── TEXT EXCERPT ──

This article is written by a student writer from the Her Campus at American chapter.

Professor Fiona Brideoake has been a part of the American University Literature department for many years, teaching courses for both undergraduates and graduates that focus around British Literature, a subject she is very passionate about. Other subjects she is passionate about are The Ladies of Llangollen, Sarah Ponsoby and Eleanor Butler. Over the past twelve years, she has taken her love of the Ladies of Llangollen and put it into a book called “The Ladies of Llangollen: Desire, Interdetermacy, and the Legacies of Criticism.” With the help and support of her colleagues in the Literature department, Professor Brideoake feels ready to take a topic she cares very deeply about and put it into a book. 

Her Campus American University: How did you get interested in the topic of your book?

Fiona Brideoake: As an undergraduate, I took a really fascinating course that was an interdisciplinary course taught across an English department and the History department by a professor who was a historian and a lit person, that was called “Duchesses and Drudges.” It was a cultural history of women from 1750 to 1850, I think. It had all sorts of topics from working class women to aristocratic women, who participated in elections, like Duchess of Devonshire, and it also had a section looking at looking at histories of sexuality, and in that course I first came across the figures of the Ladies of Llangollen. I wrote a paper that touched upon them and I’ve kind of never stopped writing and thinking about them.

HCAU: What inspired you to take your love of the topic and put it into a book?

FB: I realized as I continued to work on the ladies that they were ubiquitous in terms of the fact that they popped up absolutely everywhere in terms of criticism, in terms of various literary works that they were in; people often talked about them as if we understood everything about them, as if we knew what they signified. And yet, what was really intriguing is that when people would cite them that they would do so to strikingly different ends. It was like they were always going to be someone’s example, but no one could decide what exactly they were an example of. So I became really interested in thinking through that popular representation, like how these strikingly different after lives develop. And I also realized that people were, scholars and historians, were really relying on just a handful of very outdated biographical texts, despite the fact that the ladies had this extraordinary large and rich archive of manuscripts, so that there was an opportunity for someone to go and work with those manuscripts and create a different kind of project.   

HCAU: How long has the writing process taken? Was it one that was really stressful or have you enjoyed it?

FB: As I said, I’ve been working on this topic now in various forms for more than twelve years, which sounds like a very long time, but I’ve been doing many other things along the way; lots of teaching and different research positions and different research projects also. It started out as work that I was undertaking in graduate school as part of my PhD, and so the book is a revised and expanded and rewritten and in some ways unrecognizable version of that first project that I started as a graduate student in Australia. Any project of this kind and this length has its stressful moments and also has its moments of realizing you’re sitting alone in a library or at a desk for very long periods of time. But, as I think I said when we talked earlier I also feel really fortunate that remarkably after all this time I’m still find Butler and Ponsonby to be interesting individuals, and while I’m excited to be moving on to new topics I feel pretty lucky that I have remained as interested as I have been in them, as much as it’ll be lovely to have it out and get on to something else.         

HCAU: What is the most important thing you feel you have learned/gained from this whole writing process?

───
── SUPPLIED RECORDS ──

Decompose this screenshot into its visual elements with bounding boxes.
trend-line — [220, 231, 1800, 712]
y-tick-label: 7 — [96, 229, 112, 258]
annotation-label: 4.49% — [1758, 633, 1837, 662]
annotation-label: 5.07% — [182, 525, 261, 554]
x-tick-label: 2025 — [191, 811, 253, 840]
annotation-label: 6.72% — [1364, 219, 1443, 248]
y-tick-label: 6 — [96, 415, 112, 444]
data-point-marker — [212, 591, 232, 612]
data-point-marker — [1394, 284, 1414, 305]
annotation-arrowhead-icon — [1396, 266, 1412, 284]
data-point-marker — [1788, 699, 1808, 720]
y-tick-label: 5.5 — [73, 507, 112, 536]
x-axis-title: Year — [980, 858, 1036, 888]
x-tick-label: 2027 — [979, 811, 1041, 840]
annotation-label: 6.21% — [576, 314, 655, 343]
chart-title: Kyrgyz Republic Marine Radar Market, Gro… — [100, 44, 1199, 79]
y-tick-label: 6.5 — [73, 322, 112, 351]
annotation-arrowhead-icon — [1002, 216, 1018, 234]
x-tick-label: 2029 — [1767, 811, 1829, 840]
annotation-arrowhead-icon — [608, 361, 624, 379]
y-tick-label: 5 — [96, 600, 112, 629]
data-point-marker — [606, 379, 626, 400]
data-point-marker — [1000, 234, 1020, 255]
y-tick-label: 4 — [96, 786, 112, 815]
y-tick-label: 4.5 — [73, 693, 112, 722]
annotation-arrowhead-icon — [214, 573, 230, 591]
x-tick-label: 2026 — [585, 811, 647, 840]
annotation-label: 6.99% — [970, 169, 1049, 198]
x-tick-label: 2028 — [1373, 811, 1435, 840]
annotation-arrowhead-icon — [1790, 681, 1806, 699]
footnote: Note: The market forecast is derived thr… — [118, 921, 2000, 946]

───

*THE EXERCISE:* Pick up the interview about the Ladies of Llangollen book after its last line and keep writing it.

*ANSWER FOR THE TASK:*
FB: That’s a good question. I’ve developed a career certainly as an eighteenth century enthusiast that is certainly something to be very grateful for. I’ve gotten to work with some very fascinating texts, and I feel very privileged to have worked with and been able discuss my work and come into contact with a pretty extraordinary range of colleagues, and to participate in a series of larger debates and conversations. So, I think I am most grateful for what this project as I said like so much humanities work so much of the nitty-gritty of the work can involve sitting alone at a desk with a computer, and it can be kind of a solitary pastime. So, particularly given that one of the things I am interested in is sociability in works of individuals, I feel really grateful that the book has also allowed me to form a whole range of really rich and valuable lit works.

HCAU: Do any of your colleagues in the Literature department know that you are writing a book? If so, have any of them given you support/inspiration throughout the writing process? If so, who?

FB: I feel really fortunate that I have a wonderfully supportive and collegial group of fellow faculty here at AU. Many of them have given me great help and support, particularly Professor Kakoudaki, Professor Noble, Professor Green-Simms, and Professor Berry. Professor Sha has been a wonderful support. I’m sure I’m forgetting people. Essentially, people have read my work; Professor Pike has read my work and has commented, and Professor Loesberg has been really encouraging when he was here. I feel really fortunate to be working with this great group of really smart but also really collegial people.       

HCAU: Does your book have an official release date yet? If so, when?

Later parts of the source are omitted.